What you are asked to do:
Where does the string "label" appear? Copy every line of the entries below that holds it.

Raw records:
────────────────────
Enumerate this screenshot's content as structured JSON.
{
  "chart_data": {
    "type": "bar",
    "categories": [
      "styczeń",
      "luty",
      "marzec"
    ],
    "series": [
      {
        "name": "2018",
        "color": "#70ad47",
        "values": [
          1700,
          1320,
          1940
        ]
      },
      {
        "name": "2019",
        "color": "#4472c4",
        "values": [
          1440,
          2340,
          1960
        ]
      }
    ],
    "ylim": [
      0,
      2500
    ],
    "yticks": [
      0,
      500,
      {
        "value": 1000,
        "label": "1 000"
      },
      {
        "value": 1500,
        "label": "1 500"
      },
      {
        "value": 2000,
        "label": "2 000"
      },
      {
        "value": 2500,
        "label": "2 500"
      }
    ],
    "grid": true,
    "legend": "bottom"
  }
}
────────────────────
Worked solution:
        "label": "1 000"
        "label": "1 500"
        "label": "2 000"
        "label": "2 500"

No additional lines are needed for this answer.